**THE REQUEST**
Locate all lines with the word "sirven" and copy them out.

**DATA PROVIDED**
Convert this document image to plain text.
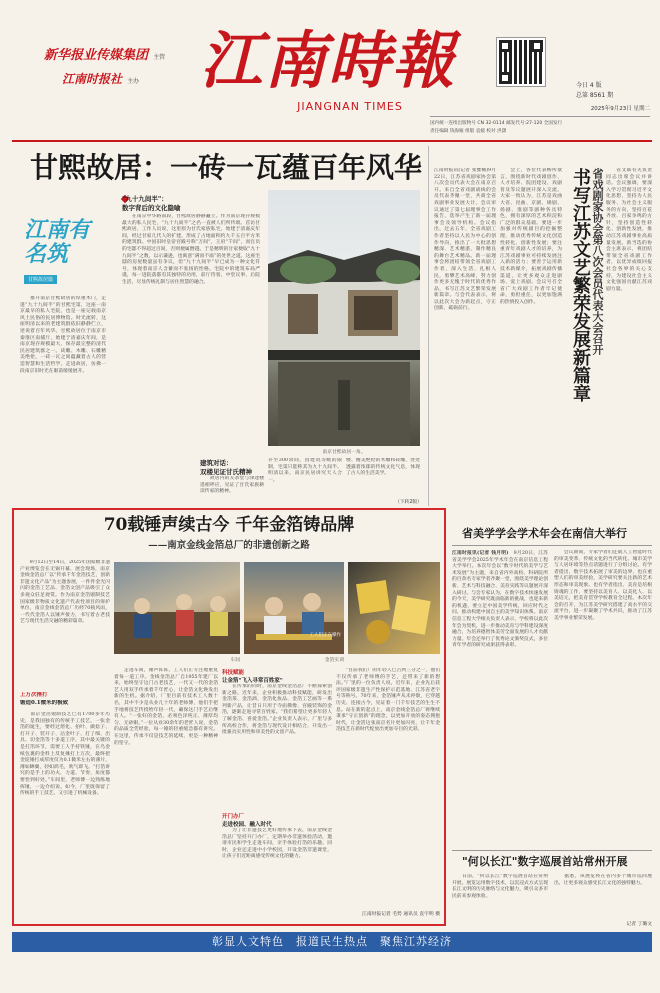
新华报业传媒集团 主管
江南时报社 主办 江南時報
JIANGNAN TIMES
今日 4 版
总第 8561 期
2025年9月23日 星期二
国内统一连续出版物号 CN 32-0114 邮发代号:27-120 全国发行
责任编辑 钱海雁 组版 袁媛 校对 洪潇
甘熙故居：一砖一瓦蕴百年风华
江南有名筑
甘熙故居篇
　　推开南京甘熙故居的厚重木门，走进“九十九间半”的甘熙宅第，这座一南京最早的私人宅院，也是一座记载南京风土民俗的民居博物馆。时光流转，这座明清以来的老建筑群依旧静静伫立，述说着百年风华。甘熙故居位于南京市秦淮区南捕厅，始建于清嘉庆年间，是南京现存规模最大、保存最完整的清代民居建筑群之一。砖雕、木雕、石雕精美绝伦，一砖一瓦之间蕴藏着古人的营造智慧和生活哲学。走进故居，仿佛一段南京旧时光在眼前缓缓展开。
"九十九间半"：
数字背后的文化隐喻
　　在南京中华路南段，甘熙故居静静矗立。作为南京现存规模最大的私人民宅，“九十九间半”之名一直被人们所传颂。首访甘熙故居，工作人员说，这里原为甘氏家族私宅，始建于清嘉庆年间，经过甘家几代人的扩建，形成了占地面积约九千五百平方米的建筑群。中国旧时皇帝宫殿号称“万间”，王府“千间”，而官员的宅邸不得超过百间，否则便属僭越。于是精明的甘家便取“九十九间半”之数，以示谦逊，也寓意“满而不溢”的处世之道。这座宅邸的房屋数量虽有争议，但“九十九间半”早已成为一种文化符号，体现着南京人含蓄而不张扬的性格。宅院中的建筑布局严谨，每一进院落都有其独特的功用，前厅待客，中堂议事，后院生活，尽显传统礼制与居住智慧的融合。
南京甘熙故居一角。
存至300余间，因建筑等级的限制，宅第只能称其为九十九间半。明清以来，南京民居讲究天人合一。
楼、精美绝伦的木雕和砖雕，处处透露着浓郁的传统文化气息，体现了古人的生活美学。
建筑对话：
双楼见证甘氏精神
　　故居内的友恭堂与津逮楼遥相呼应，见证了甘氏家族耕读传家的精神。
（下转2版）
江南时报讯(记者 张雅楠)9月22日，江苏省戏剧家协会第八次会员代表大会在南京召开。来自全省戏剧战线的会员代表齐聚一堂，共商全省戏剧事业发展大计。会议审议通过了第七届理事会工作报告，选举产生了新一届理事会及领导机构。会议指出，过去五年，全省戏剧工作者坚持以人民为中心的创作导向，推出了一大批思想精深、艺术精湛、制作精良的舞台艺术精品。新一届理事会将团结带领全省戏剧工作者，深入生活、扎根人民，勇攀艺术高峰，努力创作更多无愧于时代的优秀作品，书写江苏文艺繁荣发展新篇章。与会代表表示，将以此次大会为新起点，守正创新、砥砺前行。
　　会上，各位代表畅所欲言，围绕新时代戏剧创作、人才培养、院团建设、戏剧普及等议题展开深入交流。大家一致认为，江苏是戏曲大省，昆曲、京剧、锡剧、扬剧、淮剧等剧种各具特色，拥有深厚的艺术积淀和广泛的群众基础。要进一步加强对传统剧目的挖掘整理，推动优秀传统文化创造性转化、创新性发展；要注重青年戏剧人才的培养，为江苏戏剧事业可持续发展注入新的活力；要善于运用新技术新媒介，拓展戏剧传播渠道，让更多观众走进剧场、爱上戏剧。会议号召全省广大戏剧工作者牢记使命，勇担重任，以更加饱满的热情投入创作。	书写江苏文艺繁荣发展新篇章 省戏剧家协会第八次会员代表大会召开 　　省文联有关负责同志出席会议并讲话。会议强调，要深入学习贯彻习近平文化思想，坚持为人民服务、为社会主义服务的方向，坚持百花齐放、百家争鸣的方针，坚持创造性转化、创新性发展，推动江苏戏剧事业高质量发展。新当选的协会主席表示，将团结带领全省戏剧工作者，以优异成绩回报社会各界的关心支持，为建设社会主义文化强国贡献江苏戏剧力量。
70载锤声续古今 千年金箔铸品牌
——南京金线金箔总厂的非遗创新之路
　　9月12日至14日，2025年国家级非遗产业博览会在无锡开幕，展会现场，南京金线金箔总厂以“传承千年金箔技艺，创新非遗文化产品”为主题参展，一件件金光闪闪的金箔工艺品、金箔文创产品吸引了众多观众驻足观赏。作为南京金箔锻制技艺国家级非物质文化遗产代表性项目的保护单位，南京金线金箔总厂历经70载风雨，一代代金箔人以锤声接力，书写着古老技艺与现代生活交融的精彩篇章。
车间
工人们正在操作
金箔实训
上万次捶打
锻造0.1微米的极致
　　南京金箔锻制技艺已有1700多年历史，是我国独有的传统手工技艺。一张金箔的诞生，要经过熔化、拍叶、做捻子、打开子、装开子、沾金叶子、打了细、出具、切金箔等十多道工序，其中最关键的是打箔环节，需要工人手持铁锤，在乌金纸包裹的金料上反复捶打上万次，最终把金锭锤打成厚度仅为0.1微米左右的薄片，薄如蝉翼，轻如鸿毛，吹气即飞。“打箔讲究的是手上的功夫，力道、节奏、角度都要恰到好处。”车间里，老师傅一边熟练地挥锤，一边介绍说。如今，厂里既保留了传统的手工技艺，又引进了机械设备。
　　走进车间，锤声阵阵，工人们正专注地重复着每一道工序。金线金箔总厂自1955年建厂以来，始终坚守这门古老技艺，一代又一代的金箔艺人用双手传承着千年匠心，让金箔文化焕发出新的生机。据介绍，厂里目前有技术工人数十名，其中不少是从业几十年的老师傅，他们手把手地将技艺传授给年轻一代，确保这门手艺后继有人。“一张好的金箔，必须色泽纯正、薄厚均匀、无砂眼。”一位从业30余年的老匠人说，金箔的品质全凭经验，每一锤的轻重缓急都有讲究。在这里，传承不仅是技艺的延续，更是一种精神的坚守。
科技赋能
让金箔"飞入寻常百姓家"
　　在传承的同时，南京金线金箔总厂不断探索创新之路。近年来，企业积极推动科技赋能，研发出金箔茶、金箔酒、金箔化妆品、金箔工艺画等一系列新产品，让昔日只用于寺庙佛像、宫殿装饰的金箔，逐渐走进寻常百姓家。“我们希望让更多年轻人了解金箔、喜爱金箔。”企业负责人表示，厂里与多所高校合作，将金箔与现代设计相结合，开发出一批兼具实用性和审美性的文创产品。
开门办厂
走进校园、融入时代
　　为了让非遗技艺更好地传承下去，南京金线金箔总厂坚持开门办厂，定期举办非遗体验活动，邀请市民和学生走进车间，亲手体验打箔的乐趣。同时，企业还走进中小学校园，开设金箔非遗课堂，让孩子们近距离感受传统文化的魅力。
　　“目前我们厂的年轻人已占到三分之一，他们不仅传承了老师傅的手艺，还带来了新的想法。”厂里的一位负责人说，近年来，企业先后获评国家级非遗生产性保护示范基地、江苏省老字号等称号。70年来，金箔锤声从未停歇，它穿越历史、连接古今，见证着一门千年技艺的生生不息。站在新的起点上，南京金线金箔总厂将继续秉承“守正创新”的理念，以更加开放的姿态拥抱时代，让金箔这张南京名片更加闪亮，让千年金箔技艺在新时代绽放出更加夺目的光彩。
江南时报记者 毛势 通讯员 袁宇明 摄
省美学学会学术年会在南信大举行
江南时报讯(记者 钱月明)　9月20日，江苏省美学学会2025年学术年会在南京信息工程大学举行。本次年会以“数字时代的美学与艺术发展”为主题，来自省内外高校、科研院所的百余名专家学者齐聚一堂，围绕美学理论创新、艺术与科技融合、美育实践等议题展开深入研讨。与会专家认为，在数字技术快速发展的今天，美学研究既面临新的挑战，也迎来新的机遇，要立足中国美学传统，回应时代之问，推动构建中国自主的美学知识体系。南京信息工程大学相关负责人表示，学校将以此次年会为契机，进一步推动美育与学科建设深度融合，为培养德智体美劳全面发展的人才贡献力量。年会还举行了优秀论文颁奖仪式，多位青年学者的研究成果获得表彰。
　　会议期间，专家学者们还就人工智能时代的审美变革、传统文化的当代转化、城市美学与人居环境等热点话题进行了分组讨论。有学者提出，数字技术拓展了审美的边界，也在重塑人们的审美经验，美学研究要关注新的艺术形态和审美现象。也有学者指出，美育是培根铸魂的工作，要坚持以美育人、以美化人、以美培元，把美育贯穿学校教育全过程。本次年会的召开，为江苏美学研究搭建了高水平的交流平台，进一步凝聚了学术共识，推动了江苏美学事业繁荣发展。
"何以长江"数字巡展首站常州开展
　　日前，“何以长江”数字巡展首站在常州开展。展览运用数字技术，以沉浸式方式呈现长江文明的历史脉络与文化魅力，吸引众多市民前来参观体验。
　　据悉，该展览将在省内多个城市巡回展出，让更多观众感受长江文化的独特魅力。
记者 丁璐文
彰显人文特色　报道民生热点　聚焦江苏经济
...
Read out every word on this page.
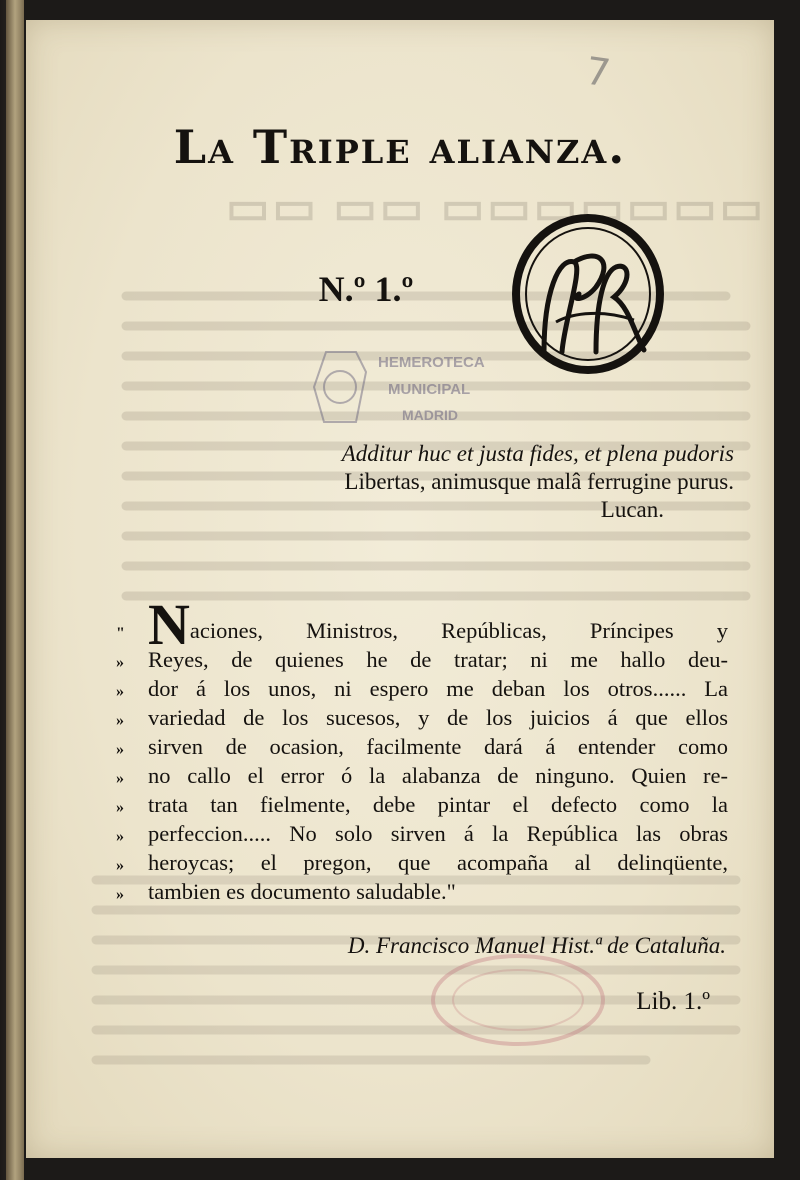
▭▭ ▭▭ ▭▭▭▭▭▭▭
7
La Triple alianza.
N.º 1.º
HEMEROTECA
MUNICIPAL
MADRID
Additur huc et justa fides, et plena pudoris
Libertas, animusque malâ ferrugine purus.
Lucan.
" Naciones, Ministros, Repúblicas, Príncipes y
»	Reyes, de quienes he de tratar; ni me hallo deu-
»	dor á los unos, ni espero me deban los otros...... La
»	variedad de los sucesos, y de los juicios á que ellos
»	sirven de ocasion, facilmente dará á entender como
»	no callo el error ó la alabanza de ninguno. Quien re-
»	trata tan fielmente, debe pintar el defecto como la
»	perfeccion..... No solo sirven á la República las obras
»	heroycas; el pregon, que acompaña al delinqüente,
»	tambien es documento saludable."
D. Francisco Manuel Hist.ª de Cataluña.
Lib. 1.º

**TASK ANSWER**
»	sirven de ocasion, facilmente dará á entender como
»	perfeccion..... No solo sirven á la República las obras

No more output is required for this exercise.